- Goal
Tally each line where the word "character" occurs, then give only the total.

(Extracted data entries)
● ● ● ● ● ● ●

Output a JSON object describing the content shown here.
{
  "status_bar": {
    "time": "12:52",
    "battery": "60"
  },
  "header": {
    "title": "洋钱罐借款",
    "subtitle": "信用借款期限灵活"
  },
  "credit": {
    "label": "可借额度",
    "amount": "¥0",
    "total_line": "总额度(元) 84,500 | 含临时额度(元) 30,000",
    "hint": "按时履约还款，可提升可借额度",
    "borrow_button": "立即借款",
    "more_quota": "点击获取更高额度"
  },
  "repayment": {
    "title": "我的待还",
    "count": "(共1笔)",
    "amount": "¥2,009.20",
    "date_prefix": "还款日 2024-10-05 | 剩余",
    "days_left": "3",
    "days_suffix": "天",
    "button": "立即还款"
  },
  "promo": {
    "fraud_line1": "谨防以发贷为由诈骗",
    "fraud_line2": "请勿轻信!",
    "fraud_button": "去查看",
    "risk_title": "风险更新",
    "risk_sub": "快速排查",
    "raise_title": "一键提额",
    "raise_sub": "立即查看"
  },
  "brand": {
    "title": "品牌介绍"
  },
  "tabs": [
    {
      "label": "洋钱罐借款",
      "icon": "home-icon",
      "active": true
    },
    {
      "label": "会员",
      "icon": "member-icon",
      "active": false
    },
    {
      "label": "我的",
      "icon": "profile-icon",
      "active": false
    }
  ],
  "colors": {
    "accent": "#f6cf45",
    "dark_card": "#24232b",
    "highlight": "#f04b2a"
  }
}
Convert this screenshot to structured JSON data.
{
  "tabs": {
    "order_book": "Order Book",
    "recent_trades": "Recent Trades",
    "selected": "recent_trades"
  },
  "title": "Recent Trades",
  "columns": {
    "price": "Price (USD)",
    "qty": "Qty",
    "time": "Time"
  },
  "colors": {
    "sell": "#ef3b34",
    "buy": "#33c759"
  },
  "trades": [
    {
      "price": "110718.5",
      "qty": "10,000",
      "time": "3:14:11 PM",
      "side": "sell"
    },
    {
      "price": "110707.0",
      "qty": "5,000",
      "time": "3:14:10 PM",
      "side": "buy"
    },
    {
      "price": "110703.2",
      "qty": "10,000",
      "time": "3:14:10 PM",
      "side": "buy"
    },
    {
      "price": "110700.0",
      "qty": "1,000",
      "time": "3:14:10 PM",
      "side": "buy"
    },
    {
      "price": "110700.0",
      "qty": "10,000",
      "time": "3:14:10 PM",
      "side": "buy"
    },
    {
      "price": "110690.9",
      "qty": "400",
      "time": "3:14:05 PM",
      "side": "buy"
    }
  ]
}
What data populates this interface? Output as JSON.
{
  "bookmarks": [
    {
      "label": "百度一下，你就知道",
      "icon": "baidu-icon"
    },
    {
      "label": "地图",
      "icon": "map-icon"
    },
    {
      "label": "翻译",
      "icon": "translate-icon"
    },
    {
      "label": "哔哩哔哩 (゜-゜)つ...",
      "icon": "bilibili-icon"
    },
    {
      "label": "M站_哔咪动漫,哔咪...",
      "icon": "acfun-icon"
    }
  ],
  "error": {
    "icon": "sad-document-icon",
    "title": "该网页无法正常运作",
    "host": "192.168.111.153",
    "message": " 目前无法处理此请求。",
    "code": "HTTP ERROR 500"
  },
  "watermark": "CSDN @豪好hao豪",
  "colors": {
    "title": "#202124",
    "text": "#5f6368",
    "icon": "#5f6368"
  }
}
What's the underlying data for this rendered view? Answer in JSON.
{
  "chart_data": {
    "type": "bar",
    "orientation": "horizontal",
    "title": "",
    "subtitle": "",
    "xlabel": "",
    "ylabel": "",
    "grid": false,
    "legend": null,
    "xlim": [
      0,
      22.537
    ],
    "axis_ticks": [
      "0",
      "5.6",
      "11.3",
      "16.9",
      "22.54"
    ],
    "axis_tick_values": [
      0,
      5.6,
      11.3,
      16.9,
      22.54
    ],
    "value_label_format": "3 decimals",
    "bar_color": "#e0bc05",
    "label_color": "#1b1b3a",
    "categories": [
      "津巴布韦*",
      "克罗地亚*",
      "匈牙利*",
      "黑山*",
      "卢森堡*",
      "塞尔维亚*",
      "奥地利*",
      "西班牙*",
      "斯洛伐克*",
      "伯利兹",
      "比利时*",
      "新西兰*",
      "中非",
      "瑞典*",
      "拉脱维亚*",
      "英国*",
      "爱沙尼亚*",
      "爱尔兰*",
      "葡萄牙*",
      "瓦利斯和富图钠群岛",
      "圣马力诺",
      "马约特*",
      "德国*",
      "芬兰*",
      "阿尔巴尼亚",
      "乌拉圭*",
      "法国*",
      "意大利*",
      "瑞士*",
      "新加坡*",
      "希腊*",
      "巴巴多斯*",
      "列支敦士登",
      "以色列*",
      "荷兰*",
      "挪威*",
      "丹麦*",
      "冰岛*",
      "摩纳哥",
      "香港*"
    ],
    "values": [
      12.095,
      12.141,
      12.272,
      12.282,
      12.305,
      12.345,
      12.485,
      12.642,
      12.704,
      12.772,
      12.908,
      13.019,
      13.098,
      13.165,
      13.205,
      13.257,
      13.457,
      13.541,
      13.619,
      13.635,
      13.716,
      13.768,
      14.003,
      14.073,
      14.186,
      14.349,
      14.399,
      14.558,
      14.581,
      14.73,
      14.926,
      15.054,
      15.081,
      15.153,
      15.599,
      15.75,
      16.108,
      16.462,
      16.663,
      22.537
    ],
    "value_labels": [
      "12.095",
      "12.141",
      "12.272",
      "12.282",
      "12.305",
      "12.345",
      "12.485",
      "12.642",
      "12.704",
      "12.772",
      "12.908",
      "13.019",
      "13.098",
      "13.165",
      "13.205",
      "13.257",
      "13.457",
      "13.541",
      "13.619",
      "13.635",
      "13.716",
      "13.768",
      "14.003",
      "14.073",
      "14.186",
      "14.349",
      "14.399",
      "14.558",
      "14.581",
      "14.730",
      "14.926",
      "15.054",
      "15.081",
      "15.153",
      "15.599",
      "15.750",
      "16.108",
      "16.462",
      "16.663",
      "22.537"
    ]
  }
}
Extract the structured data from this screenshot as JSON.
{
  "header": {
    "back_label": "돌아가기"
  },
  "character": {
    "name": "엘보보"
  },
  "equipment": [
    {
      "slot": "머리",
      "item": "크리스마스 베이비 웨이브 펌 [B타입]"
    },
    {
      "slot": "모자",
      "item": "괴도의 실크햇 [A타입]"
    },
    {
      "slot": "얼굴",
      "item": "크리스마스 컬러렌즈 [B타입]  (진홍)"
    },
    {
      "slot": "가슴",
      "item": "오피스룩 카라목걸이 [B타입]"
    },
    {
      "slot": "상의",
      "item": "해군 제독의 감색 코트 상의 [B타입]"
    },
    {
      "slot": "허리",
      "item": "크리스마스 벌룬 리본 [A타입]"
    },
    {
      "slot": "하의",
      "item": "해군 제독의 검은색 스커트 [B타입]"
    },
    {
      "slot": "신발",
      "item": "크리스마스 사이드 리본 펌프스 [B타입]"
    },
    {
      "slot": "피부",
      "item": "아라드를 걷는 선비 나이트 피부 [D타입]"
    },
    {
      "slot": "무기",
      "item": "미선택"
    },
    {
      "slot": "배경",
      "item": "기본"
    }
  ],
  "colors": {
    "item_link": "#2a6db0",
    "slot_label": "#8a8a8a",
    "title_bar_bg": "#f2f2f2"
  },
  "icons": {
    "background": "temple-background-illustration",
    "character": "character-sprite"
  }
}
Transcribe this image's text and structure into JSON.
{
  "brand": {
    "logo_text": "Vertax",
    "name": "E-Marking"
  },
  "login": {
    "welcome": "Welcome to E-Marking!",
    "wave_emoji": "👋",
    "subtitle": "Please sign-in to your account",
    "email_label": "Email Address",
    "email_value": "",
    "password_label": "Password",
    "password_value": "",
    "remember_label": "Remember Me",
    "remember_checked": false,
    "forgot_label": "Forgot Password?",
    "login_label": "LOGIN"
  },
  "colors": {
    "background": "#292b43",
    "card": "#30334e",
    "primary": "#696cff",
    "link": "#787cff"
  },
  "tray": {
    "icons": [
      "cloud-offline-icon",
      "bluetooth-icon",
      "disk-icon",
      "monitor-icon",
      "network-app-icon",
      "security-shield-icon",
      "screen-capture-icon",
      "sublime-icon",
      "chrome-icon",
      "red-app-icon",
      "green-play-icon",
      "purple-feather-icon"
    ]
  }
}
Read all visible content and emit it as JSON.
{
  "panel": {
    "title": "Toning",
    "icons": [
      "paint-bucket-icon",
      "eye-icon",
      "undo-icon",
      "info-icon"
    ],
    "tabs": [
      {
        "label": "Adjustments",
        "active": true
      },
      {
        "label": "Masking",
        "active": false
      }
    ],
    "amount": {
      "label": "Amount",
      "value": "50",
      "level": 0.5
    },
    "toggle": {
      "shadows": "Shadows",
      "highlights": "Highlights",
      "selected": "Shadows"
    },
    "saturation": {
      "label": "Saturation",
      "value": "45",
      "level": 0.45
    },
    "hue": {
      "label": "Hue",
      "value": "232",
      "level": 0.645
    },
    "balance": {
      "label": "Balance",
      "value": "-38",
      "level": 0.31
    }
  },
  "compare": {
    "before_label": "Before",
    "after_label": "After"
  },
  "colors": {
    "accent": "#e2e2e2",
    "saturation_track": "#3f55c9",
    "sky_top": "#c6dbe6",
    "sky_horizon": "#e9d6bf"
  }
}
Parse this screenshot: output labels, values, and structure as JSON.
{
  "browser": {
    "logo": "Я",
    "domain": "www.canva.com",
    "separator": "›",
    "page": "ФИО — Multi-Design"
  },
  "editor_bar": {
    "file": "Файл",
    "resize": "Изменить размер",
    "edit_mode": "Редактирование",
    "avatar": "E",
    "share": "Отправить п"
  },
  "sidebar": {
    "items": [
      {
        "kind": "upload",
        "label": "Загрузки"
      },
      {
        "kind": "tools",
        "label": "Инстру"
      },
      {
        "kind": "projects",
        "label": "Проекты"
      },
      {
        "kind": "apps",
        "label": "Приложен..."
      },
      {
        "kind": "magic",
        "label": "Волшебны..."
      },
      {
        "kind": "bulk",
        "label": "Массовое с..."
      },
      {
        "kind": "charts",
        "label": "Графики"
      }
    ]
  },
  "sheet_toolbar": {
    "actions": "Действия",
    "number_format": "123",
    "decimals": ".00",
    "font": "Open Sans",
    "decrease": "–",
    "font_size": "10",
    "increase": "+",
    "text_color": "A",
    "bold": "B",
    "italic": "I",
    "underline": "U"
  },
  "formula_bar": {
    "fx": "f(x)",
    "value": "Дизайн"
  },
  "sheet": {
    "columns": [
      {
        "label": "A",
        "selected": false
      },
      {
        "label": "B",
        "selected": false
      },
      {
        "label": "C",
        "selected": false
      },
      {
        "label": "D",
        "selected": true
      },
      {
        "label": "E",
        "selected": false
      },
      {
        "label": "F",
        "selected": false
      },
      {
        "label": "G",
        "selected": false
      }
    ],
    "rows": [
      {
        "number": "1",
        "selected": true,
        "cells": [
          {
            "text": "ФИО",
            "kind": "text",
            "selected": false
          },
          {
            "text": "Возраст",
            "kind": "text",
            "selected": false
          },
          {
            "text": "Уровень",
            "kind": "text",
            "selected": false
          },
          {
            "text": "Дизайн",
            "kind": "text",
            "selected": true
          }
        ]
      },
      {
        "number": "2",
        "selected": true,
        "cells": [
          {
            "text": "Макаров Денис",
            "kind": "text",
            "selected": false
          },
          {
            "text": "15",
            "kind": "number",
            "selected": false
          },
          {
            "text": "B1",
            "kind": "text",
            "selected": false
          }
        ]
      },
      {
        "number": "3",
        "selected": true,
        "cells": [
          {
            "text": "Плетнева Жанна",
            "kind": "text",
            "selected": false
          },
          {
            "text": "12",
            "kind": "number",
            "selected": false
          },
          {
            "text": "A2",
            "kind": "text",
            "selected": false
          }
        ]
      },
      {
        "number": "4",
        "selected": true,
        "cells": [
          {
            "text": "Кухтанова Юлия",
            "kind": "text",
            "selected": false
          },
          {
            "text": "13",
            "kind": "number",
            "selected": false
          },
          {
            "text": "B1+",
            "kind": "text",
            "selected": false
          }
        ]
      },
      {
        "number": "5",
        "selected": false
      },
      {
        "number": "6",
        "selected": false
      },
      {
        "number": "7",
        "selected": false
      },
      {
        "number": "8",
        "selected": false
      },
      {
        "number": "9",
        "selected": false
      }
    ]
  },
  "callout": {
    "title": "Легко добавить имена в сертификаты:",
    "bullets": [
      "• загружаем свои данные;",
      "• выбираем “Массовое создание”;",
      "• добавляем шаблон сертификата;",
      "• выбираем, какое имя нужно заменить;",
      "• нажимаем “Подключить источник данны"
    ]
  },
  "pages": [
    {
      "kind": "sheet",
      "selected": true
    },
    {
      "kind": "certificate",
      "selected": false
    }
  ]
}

● ● ● ● ● ● ●

- Problem solution
2